### TASK REQUIREMENTS
Write out the entries below once more, exactly, with the pictures left out.

Figure collection entries:

** begin **

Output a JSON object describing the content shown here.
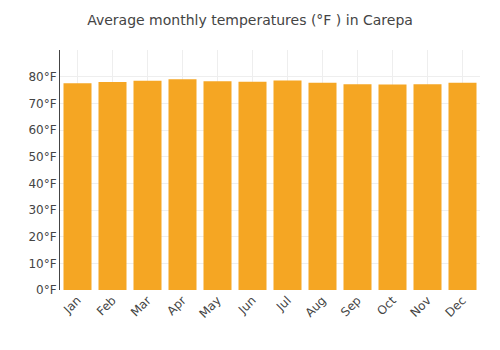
{
  "chart_data": {
    "type": "bar",
    "title": "Average monthly temperatures (°F ) in Carepa",
    "categories": [
      "Jan",
      "Feb",
      "Mar",
      "Apr",
      "May",
      "Jun",
      "Jul",
      "Aug",
      "Sep",
      "Oct",
      "Nov",
      "Dec"
    ],
    "values": [
      77.5,
      78.0,
      78.5,
      79.0,
      78.3,
      78.1,
      78.6,
      77.7,
      77.2,
      77.1,
      77.2,
      77.7
    ],
    "color": "#F5A623",
    "ylim": [
      0,
      90
    ],
    "yticks": [
      {
        "value": 0,
        "label": "0°F"
      },
      {
        "value": 10,
        "label": "10°F"
      },
      {
        "value": 20,
        "label": "20°F"
      },
      {
        "value": 30,
        "label": "30°F"
      },
      {
        "value": 40,
        "label": "40°F"
      },
      {
        "value": 50,
        "label": "50°F"
      },
      {
        "value": 60,
        "label": "60°F"
      },
      {
        "value": 70,
        "label": "70°F"
      },
      {
        "value": 80,
        "label": "80°F"
      }
    ],
    "grid": true
  }
}
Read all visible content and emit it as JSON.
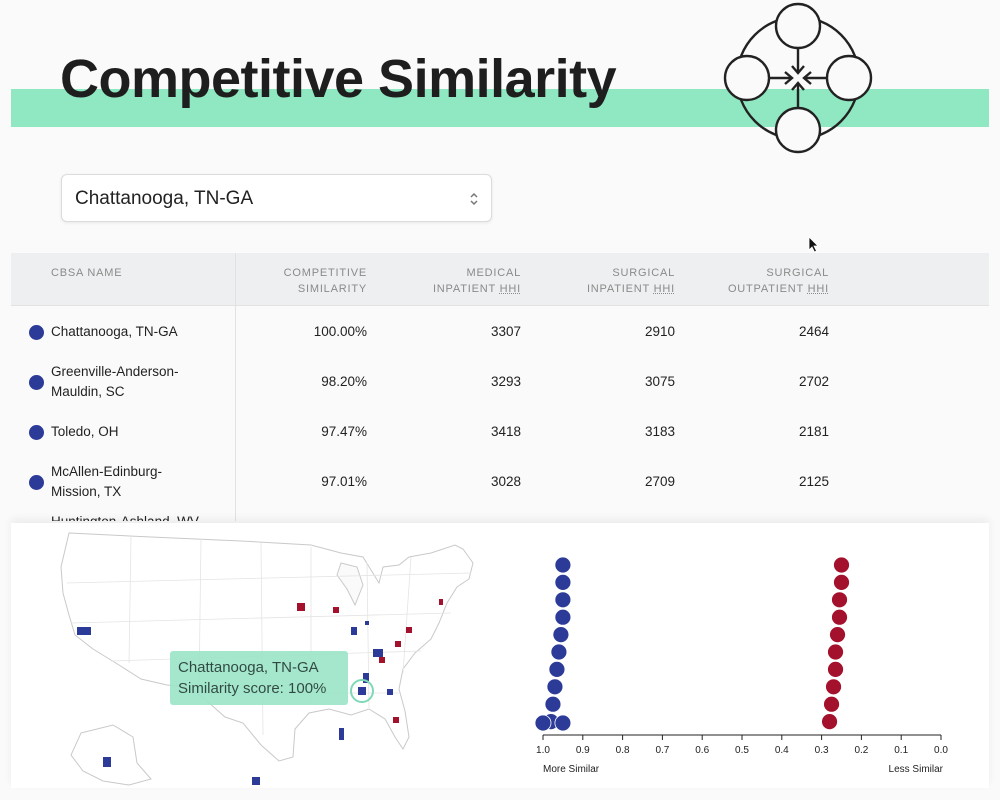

** end **

### FINISHED ANSWER
Output a JSON object describing the content shown here.
{
  "chart_data": {
    "type": "bar",
    "title": "Average monthly temperatures (°F ) in Carepa",
    "categories": [
      "Jan",
      "Feb",
      "Mar",
      "Apr",
      "May",
      "Jun",
      "Jul",
      "Aug",
      "Sep",
      "Oct",
      "Nov",
      "Dec"
    ],
    "values": [
      77.5,
      78.0,
      78.5,
      79.0,
      78.3,
      78.1,
      78.6,
      77.7,
      77.2,
      77.1,
      77.2,
      77.7
    ],
    "color": "#F5A623",
    "ylim": [
      0,
      90
    ],
    "yticks": [
      {
        "value": 0,
        "label": "0°F"
      },
      {
        "value": 10,
        "label": "10°F"
      },
      {
        "value": 20,
        "label": "20°F"
      },
      {
        "value": 30,
        "label": "30°F"
      },
      {
        "value": 40,
        "label": "40°F"
      },
      {
        "value": 50,
        "label": "50°F"
      },
      {
        "value": 60,
        "label": "60°F"
      },
      {
        "value": 70,
        "label": "70°F"
      },
      {
        "value": 80,
        "label": "80°F"
      }
    ],
    "grid": true
  }
}
Read all visible content and emit it as JSON.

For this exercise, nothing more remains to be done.